Copy out the material word for word, beginning with the line containing "list-item[interactable]: Printer (LPR)" and continuing through the line containing "up-down-arrows-icon: ▲ ▼", both of them included.

## Records supplied
▬▬▬▬▬▬▬▬▬▬
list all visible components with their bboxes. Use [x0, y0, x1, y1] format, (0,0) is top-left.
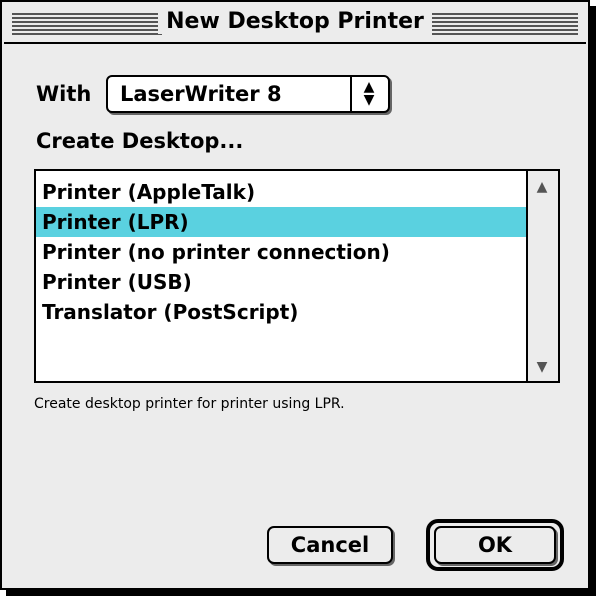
list-item[interactable]: Printer (LPR) — [36, 207, 528, 237]
driver-popup-menu[interactable]: LaserWriter 8 ▲ ▼ — [106, 75, 390, 113]
printer-type-list: Printer (AppleTalk) Printer (LPR) Printer … — [34, 169, 560, 383]
cancel-button[interactable]: Cancel — [267, 526, 393, 564]
printer-type-list-rows: Printer (AppleTalk) Printer (LPR) Printer … — [36, 177, 528, 327]
scroll-up-arrow-icon[interactable]: ▲ — [532, 177, 552, 197]
ok-button[interactable]: OK — [434, 526, 556, 564]
up-down-arrows-icon: ▲ ▼ — [363, 79, 375, 108]
list-item[interactable]: Printer (no printer connection) — [36, 237, 528, 267]
list-item[interactable]: Printer (AppleTalk) — [36, 177, 528, 207]
dialog-window: New Desktop Printer With LaserWriter 8 ▲… — [0, 0, 590, 590]
list-scrollbar[interactable]: ▲ ▼ — [526, 171, 558, 381]
window-title: New Desktop Printer — [4, 9, 586, 34]
create-desktop-label: Create Desktop... — [36, 129, 244, 153]
list-item[interactable]: Printer (USB) — [36, 267, 528, 297]
scroll-down-arrow-icon[interactable]: ▼ — [532, 357, 552, 377]
popup-divider — [350, 77, 352, 111]
with-label: With — [36, 82, 92, 106]
selection-description: Create desktop printer for printer using… — [34, 396, 345, 412]
title-bar[interactable]: New Desktop Printer — [4, 4, 586, 44]
list-item[interactable]: Translator (PostScript) — [36, 297, 528, 327]
driver-popup-value: LaserWriter 8 — [120, 82, 282, 106]
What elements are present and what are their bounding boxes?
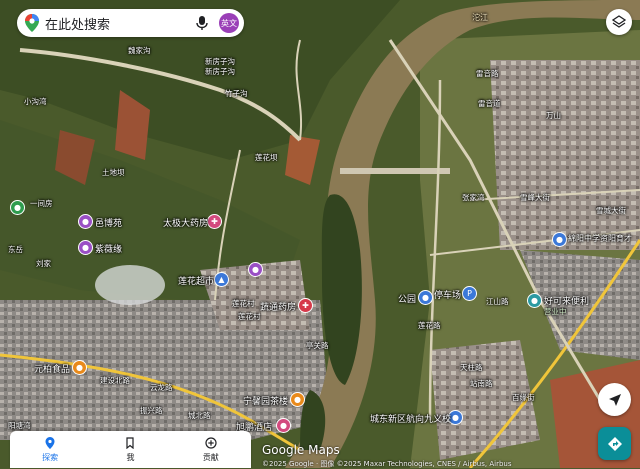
road-label: 雪城大街 [596, 206, 626, 215]
road-label: 雷音道 [478, 99, 501, 108]
poi-yibo-pin[interactable]: ● [78, 214, 93, 229]
nav-saved[interactable]: 我 [90, 431, 170, 468]
poi-taiji-pin[interactable]: ✚ [207, 214, 222, 229]
poi-shutong-pin[interactable]: ✚ [298, 298, 313, 313]
place-label: 一间房 [30, 199, 53, 208]
cloud [95, 265, 165, 305]
poi-shutong-label[interactable]: 蔬通药房 [260, 300, 296, 313]
poi-ziweiyuan-label[interactable]: 紫薇缘 [95, 242, 122, 255]
poi-yibo-label[interactable]: 邑博苑 [95, 216, 122, 229]
road-label: 站南路 [470, 379, 493, 388]
road-label: 城北路 [188, 411, 211, 420]
bottom-navigation: 探索 我 贡献 [10, 431, 251, 468]
road-label: 云龙路 [150, 383, 173, 392]
poi-haokelai-pin[interactable]: ● [527, 293, 542, 308]
poi-haokelai-status: 营业中 [544, 307, 567, 316]
nav-explore[interactable]: 探索 [10, 431, 90, 468]
directions-button[interactable] [598, 427, 631, 460]
bridge [340, 168, 450, 174]
road-label: 雪峰大街 [520, 193, 550, 202]
satellite-map[interactable] [0, 0, 640, 468]
poi-ningxin-label[interactable]: 宁馨园茶楼 [243, 394, 288, 407]
road-label: 天柱路 [460, 363, 483, 372]
google-maps-pin-icon [25, 14, 39, 32]
nav-explore-label: 探索 [42, 452, 59, 462]
place-label: 小沟湾 [24, 97, 47, 106]
poi-xiangyang-pin[interactable]: ● [276, 418, 291, 433]
place-label: 刘家 [36, 259, 51, 268]
place-label: 莲花坝 [255, 153, 278, 162]
poi-ningxin-pin[interactable]: ● [290, 392, 305, 407]
poi-taiji-label[interactable]: 太极大药房 [163, 216, 208, 229]
poi-gongyuan-pin[interactable]: ● [418, 290, 433, 305]
poi-green-pin[interactable]: ● [10, 200, 25, 215]
place-label: 阳塘湾 [8, 421, 31, 430]
place-label: 莲花村 [232, 299, 255, 308]
search-bar[interactable]: 在此处搜索 英文 [17, 9, 244, 37]
microphone-icon[interactable] [195, 15, 209, 31]
place-label: 新房子沟 [205, 67, 235, 76]
road-label: 建设北路 [100, 376, 130, 385]
road-label: 莲花路 [418, 321, 441, 330]
parking-badge: P [467, 288, 472, 298]
poi-ziweiyuan-pin[interactable]: ● [78, 240, 93, 255]
poi-lianhua-supermarket-pin[interactable]: ▲ [214, 272, 229, 287]
add-circle-icon [205, 436, 217, 449]
road-label: 振兴路 [140, 406, 163, 415]
nav-contribute[interactable]: 贡献 [171, 431, 251, 468]
poi-school-pin[interactable]: ● [552, 232, 567, 247]
urban-area-east [490, 60, 640, 250]
search-input[interactable]: 在此处搜索 [45, 14, 195, 33]
road-label: 雷音路 [476, 69, 499, 78]
road-label: 江山路 [486, 297, 509, 306]
river-label: 沱江 [472, 13, 488, 22]
poi-parking-label[interactable]: 停车场 [434, 288, 461, 301]
nav-saved-label: 我 [126, 452, 135, 462]
place-label: 魏家沟 [128, 46, 151, 55]
my-location-button[interactable] [598, 383, 631, 416]
poi-purple-pin[interactable]: ● [248, 262, 263, 277]
place-label: 东岳 [8, 245, 23, 254]
place-label: 竹子沟 [225, 89, 248, 98]
google-maps-logo: Google Maps [262, 443, 340, 457]
navigation-arrow-icon [608, 393, 621, 406]
explore-pin-icon [45, 436, 55, 449]
road-label: 百缘街 [512, 393, 535, 402]
poi-lianhua-supermarket-label[interactable]: 莲花超市 [178, 274, 214, 287]
road-label: 亭关路 [306, 341, 329, 350]
layers-button[interactable] [606, 9, 632, 35]
layers-icon [612, 15, 626, 28]
poi-chengdong-label[interactable]: 城东新区航向九义校 [370, 412, 451, 425]
poi-yuanbai-label[interactable]: 元柏食品 [34, 362, 70, 375]
bookmark-icon [126, 436, 135, 449]
nav-contribute-label: 贡献 [202, 452, 219, 462]
place-label: 莲花村 [238, 312, 261, 321]
poi-yuanbai-pin[interactable]: ● [72, 360, 87, 375]
poi-school-label[interactable]: 綿阳中学资阳育才 [568, 233, 632, 244]
avatar[interactable]: 英文 [219, 13, 239, 33]
place-label: 张家湾 [462, 193, 485, 202]
directions-icon [607, 436, 622, 451]
place-label: 土地坝 [102, 168, 125, 177]
place-label: 万山 [546, 111, 561, 120]
poi-gongyuan-label[interactable]: 公园 [398, 292, 416, 305]
poi-parking-pin[interactable]: P [462, 286, 477, 301]
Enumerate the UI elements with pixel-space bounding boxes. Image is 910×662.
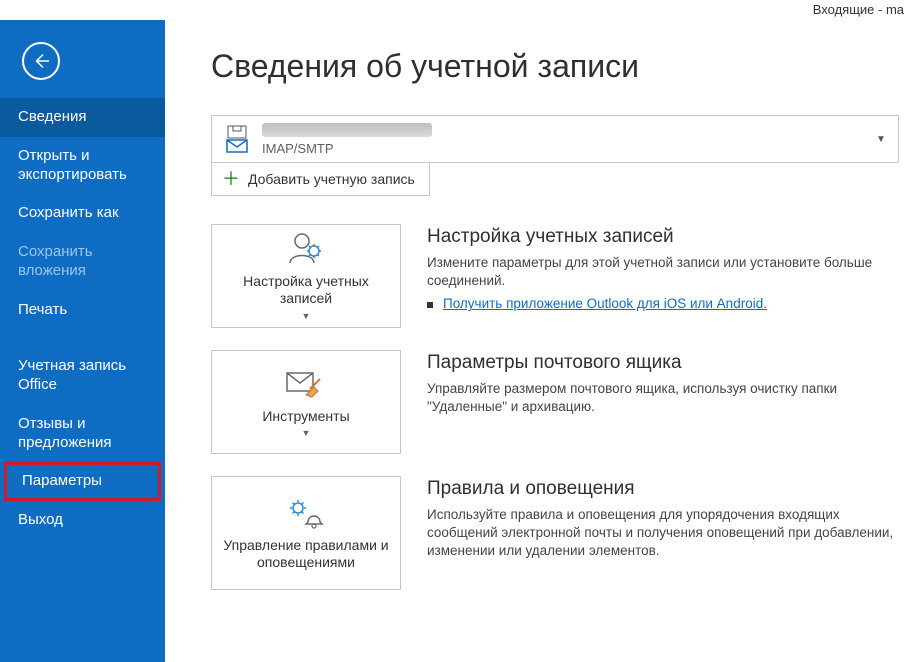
mail-icon (226, 139, 248, 153)
account-settings-button[interactable]: Настройка учетных записей ▼ (211, 224, 401, 328)
card-button-label: Управление правилами и оповещениями (222, 537, 390, 571)
main-content: Сведения об учетной записи IMAP/SMTP ▼ (165, 20, 910, 662)
nav-label: Отзывы и предложения (18, 415, 112, 451)
add-account-button[interactable]: ＋ Добавить учетную запись (211, 163, 430, 196)
account-icons (212, 116, 262, 162)
nav-label: Выход (18, 511, 63, 528)
add-account-label: Добавить учетную запись (248, 171, 415, 187)
outlook-mobile-link[interactable]: Получить приложение Outlook для iOS или … (443, 296, 767, 311)
nav-label: Сведения (18, 108, 87, 125)
nav-save-attachments: Сохранить вложения (0, 233, 165, 291)
nav-feedback[interactable]: Отзывы и предложения (0, 405, 165, 463)
nav-save-as[interactable]: Сохранить как (0, 194, 165, 233)
chevron-down-icon: ▼ (302, 311, 311, 321)
nav-exit[interactable]: Выход (0, 501, 165, 540)
nav-label: Сохранить вложения (18, 243, 93, 279)
disk-icon (227, 125, 247, 139)
account-name-redacted (262, 123, 432, 137)
rules-alerts-button[interactable]: Управление правилами и оповещениями (211, 476, 401, 590)
mailbox-broom-icon (284, 367, 328, 401)
user-gear-icon (286, 231, 326, 267)
nav-label: Открыть и экспортировать (18, 147, 127, 183)
nav-info[interactable]: Сведения (0, 98, 165, 137)
nav-print[interactable]: Печать (0, 291, 165, 330)
account-type: IMAP/SMTP (262, 141, 864, 156)
card-text: Измените параметры для этой учетной запи… (427, 254, 896, 290)
nav-office-account[interactable]: Учетная запись Office (0, 347, 165, 405)
account-selector[interactable]: IMAP/SMTP ▼ (211, 115, 899, 163)
chevron-down-icon: ▼ (302, 428, 311, 438)
card-title: Настройка учетных записей (427, 226, 896, 248)
card-title: Правила и оповещения (427, 478, 896, 500)
account-dropdown-trigger[interactable]: ▼ (864, 116, 898, 162)
page-title: Сведения об учетной записи (211, 48, 900, 85)
back-button[interactable] (22, 42, 60, 80)
nav-label: Учетная запись Office (18, 357, 126, 393)
bullet-icon (427, 302, 433, 308)
card-text: Управляйте размером почтового ящика, исп… (427, 380, 896, 416)
nav-label: Параметры (22, 472, 102, 489)
nav-label: Печать (18, 301, 67, 318)
chevron-down-icon: ▼ (876, 134, 886, 145)
arrow-left-icon (32, 52, 50, 70)
window-title: Входящие - ma (0, 0, 910, 20)
tools-button[interactable]: Инструменты ▼ (211, 350, 401, 454)
plus-icon: ＋ (222, 170, 240, 188)
card-button-label: Настройка учетных записей (222, 273, 390, 307)
card-text: Используйте правила и оповещения для упо… (427, 506, 896, 561)
nav-label: Сохранить как (18, 204, 119, 221)
card-title: Параметры почтового ящика (427, 352, 896, 374)
nav-options[interactable]: Параметры (4, 462, 161, 501)
nav-open-export[interactable]: Открыть и экспортировать (0, 137, 165, 195)
backstage-sidebar: Сведения Открыть и экспортировать Сохран… (0, 20, 165, 662)
card-button-label: Инструменты (262, 408, 349, 425)
gear-bell-icon (284, 496, 328, 530)
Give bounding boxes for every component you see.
▬▬▬▬▬▬▬▬▬▬
## Problem solution
list-item[interactable]: Printer (LPR) — [36, 207, 528, 237]
driver-popup-menu[interactable]: LaserWriter 8 ▲ ▼ — [106, 75, 390, 113]
printer-type-list: Printer (AppleTalk) Printer (LPR) Printer … — [34, 169, 560, 383]
cancel-button[interactable]: Cancel — [267, 526, 393, 564]
printer-type-list-rows: Printer (AppleTalk) Printer (LPR) Printer … — [36, 177, 528, 327]
scroll-up-arrow-icon[interactable]: ▲ — [532, 177, 552, 197]
ok-button[interactable]: OK — [434, 526, 556, 564]
up-down-arrows-icon: ▲ ▼ — [363, 79, 375, 108]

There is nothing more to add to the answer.